(Data entries)
===
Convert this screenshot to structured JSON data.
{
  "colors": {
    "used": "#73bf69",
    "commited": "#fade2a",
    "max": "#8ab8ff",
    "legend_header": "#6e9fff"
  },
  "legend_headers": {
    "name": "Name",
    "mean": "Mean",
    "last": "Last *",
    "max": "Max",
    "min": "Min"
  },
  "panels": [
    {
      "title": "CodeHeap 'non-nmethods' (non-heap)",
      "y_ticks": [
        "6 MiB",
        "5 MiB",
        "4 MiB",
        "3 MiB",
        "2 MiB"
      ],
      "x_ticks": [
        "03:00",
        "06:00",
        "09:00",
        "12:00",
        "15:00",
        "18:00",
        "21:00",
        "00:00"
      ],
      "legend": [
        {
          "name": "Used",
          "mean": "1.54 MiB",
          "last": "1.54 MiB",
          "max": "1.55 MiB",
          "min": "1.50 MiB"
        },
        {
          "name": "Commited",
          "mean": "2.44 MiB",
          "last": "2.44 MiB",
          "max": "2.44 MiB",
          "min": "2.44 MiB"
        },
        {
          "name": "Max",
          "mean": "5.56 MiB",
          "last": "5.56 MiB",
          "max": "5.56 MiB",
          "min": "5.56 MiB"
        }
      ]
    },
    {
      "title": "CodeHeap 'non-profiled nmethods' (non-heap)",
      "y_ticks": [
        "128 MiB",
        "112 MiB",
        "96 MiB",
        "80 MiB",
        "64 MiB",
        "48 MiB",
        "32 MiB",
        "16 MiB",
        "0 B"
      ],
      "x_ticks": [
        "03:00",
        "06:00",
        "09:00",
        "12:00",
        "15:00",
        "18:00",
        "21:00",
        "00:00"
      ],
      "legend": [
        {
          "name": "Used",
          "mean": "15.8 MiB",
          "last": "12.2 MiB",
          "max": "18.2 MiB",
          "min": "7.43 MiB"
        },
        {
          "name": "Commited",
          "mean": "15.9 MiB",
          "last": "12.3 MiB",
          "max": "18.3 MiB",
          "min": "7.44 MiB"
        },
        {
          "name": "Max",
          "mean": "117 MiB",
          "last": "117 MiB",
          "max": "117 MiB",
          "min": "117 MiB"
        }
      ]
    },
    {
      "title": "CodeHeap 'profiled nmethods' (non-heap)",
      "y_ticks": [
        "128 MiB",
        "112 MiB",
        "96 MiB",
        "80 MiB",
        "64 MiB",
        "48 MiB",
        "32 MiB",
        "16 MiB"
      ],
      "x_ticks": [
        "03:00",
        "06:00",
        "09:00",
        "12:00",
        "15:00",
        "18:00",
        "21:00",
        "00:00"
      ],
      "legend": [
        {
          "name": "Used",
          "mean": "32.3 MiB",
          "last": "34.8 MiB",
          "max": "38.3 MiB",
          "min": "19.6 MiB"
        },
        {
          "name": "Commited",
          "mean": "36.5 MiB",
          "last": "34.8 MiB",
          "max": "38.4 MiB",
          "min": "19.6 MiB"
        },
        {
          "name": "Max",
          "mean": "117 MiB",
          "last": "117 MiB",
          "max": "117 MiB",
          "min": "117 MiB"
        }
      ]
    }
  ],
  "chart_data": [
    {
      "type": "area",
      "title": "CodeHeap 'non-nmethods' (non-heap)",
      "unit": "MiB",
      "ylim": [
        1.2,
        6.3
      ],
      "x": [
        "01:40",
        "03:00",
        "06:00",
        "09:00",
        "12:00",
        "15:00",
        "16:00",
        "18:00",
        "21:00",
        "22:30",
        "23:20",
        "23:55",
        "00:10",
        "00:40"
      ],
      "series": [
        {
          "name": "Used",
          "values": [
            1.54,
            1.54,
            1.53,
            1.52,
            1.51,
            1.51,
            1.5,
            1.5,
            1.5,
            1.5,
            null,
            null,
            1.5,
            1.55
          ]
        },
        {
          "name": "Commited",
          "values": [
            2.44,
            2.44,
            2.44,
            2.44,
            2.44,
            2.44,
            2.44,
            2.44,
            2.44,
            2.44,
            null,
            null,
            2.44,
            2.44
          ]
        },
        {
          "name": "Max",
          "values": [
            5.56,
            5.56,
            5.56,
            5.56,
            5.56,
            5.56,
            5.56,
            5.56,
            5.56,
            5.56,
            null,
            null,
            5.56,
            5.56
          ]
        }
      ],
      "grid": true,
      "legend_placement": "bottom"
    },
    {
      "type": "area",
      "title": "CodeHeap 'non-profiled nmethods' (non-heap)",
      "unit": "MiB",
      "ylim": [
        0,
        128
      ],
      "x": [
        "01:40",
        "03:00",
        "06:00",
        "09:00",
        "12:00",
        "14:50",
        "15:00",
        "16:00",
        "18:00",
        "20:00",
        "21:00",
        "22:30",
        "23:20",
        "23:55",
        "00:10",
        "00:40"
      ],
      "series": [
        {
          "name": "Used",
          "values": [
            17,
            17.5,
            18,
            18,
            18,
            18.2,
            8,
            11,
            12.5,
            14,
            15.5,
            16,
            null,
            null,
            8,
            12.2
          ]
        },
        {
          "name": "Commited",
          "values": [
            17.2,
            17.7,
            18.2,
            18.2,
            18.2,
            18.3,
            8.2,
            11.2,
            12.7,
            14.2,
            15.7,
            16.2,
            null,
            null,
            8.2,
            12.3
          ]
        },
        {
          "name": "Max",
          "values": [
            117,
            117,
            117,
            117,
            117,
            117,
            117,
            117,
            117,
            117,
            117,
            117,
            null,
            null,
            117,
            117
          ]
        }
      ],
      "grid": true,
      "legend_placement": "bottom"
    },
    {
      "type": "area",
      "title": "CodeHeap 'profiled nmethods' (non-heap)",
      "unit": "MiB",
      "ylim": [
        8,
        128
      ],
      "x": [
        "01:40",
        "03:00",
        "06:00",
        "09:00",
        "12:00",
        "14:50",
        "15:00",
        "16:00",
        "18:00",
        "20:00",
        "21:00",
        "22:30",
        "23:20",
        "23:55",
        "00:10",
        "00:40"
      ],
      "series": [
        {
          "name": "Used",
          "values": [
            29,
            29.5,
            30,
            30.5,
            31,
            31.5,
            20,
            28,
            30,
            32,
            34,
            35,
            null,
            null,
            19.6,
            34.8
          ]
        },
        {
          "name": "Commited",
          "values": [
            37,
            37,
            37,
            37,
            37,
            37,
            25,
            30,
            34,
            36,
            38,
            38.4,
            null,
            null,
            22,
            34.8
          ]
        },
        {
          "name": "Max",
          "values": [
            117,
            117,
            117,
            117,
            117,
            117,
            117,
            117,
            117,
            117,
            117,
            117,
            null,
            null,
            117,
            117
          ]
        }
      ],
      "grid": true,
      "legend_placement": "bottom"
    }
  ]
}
===
* Task prompt
Give the entries again in full, exactly as they are written.

* Solution below
Convert this screenshot to structured JSON data.
{
  "colors": {
    "used": "#73bf69",
    "commited": "#fade2a",
    "max": "#8ab8ff",
    "legend_header": "#6e9fff"
  },
  "legend_headers": {
    "name": "Name",
    "mean": "Mean",
    "last": "Last *",
    "max": "Max",
    "min": "Min"
  },
  "panels": [
    {
      "title": "CodeHeap 'non-nmethods' (non-heap)",
      "y_ticks": [
        "6 MiB",
        "5 MiB",
        "4 MiB",
        "3 MiB",
        "2 MiB"
      ],
      "x_ticks": [
        "03:00",
        "06:00",
        "09:00",
        "12:00",
        "15:00",
        "18:00",
        "21:00",
        "00:00"
      ],
      "legend": [
        {
          "name": "Used",
          "mean": "1.54 MiB",
          "last": "1.54 MiB",
          "max": "1.55 MiB",
          "min": "1.50 MiB"
        },
        {
          "name": "Commited",
          "mean": "2.44 MiB",
          "last": "2.44 MiB",
          "max": "2.44 MiB",
          "min": "2.44 MiB"
        },
        {
          "name": "Max",
          "mean": "5.56 MiB",
          "last": "5.56 MiB",
          "max": "5.56 MiB",
          "min": "5.56 MiB"
        }
      ]
    },
    {
      "title": "CodeHeap 'non-profiled nmethods' (non-heap)",
      "y_ticks": [
        "128 MiB",
        "112 MiB",
        "96 MiB",
        "80 MiB",
        "64 MiB",
        "48 MiB",
        "32 MiB",
        "16 MiB",
        "0 B"
      ],
      "x_ticks": [
        "03:00",
        "06:00",
        "09:00",
        "12:00",
        "15:00",
        "18:00",
        "21:00",
        "00:00"
      ],
      "legend": [
        {
          "name": "Used",
          "mean": "15.8 MiB",
          "last": "12.2 MiB",
          "max": "18.2 MiB",
          "min": "7.43 MiB"
        },
        {
          "name": "Commited",
          "mean": "15.9 MiB",
          "last": "12.3 MiB",
          "max": "18.3 MiB",
          "min": "7.44 MiB"
        },
        {
          "name": "Max",
          "mean": "117 MiB",
          "last": "117 MiB",
          "max": "117 MiB",
          "min": "117 MiB"
        }
      ]
    },
    {
      "title": "CodeHeap 'profiled nmethods' (non-heap)",
      "y_ticks": [
        "128 MiB",
        "112 MiB",
        "96 MiB",
        "80 MiB",
        "64 MiB",
        "48 MiB",
        "32 MiB",
        "16 MiB"
      ],
      "x_ticks": [
        "03:00",
        "06:00",
        "09:00",
        "12:00",
        "15:00",
        "18:00",
        "21:00",
        "00:00"
      ],
      "legend": [
        {
          "name": "Used",
          "mean": "32.3 MiB",
          "last": "34.8 MiB",
          "max": "38.3 MiB",
          "min": "19.6 MiB"
        },
        {
          "name": "Commited",
          "mean": "36.5 MiB",
          "last": "34.8 MiB",
          "max": "38.4 MiB",
          "min": "19.6 MiB"
        },
        {
          "name": "Max",
          "mean": "117 MiB",
          "last": "117 MiB",
          "max": "117 MiB",
          "min": "117 MiB"
        }
      ]
    }
  ],
  "chart_data": [
    {
      "type": "area",
      "title": "CodeHeap 'non-nmethods' (non-heap)",
      "unit": "MiB",
      "ylim": [
        1.2,
        6.3
      ],
      "x": [
        "01:40",
        "03:00",
        "06:00",
        "09:00",
        "12:00",
        "15:00",
        "16:00",
        "18:00",
        "21:00",
        "22:30",
        "23:20",
        "23:55",
        "00:10",
        "00:40"
      ],
      "series": [
        {
          "name": "Used",
          "values": [
            1.54,
            1.54,
            1.53,
            1.52,
            1.51,
            1.51,
            1.5,
            1.5,
            1.5,
            1.5,
            null,
            null,
            1.5,
            1.55
          ]
        },
        {
          "name": "Commited",
          "values": [
            2.44,
            2.44,
            2.44,
            2.44,
            2.44,
            2.44,
            2.44,
            2.44,
            2.44,
            2.44,
            null,
            null,
            2.44,
            2.44
          ]
        },
        {
          "name": "Max",
          "values": [
            5.56,
            5.56,
            5.56,
            5.56,
            5.56,
            5.56,
            5.56,
            5.56,
            5.56,
            5.56,
            null,
            null,
            5.56,
            5.56
          ]
        }
      ],
      "grid": true,
      "legend_placement": "bottom"
    },
    {
      "type": "area",
      "title": "CodeHeap 'non-profiled nmethods' (non-heap)",
      "unit": "MiB",
      "ylim": [
        0,
        128
      ],
      "x": [
        "01:40",
        "03:00",
        "06:00",
        "09:00",
        "12:00",
        "14:50",
        "15:00",
        "16:00",
        "18:00",
        "20:00",
        "21:00",
        "22:30",
        "23:20",
        "23:55",
        "00:10",
        "00:40"
      ],
      "series": [
        {
          "name": "Used",
          "values": [
            17,
            17.5,
            18,
            18,
            18,
            18.2,
            8,
            11,
            12.5,
            14,
            15.5,
            16,
            null,
            null,
            8,
            12.2
          ]
        },
        {
          "name": "Commited",
          "values": [
            17.2,
            17.7,
            18.2,
            18.2,
            18.2,
            18.3,
            8.2,
            11.2,
            12.7,
            14.2,
            15.7,
            16.2,
            null,
            null,
            8.2,
            12.3
          ]
        },
        {
          "name": "Max",
          "values": [
            117,
            117,
            117,
            117,
            117,
            117,
            117,
            117,
            117,
            117,
            117,
            117,
            null,
            null,
            117,
            117
          ]
        }
      ],
      "grid": true,
      "legend_placement": "bottom"
    },
    {
      "type": "area",
      "title": "CodeHeap 'profiled nmethods' (non-heap)",
      "unit": "MiB",
      "ylim": [
        8,
        128
      ],
      "x": [
        "01:40",
        "03:00",
        "06:00",
        "09:00",
        "12:00",
        "14:50",
        "15:00",
        "16:00",
        "18:00",
        "20:00",
        "21:00",
        "22:30",
        "23:20",
        "23:55",
        "00:10",
        "00:40"
      ],
      "series": [
        {
          "name": "Used",
          "values": [
            29,
            29.5,
            30,
            30.5,
            31,
            31.5,
            20,
            28,
            30,
            32,
            34,
            35,
            null,
            null,
            19.6,
            34.8
          ]
        },
        {
          "name": "Commited",
          "values": [
            37,
            37,
            37,
            37,
            37,
            37,
            25,
            30,
            34,
            36,
            38,
            38.4,
            null,
            null,
            22,
            34.8
          ]
        },
        {
          "name": "Max",
          "values": [
            117,
            117,
            117,
            117,
            117,
            117,
            117,
            117,
            117,
            117,
            117,
            117,
            null,
            null,
            117,
            117
          ]
        }
      ],
      "grid": true,
      "legend_placement": "bottom"
    }
  ]
}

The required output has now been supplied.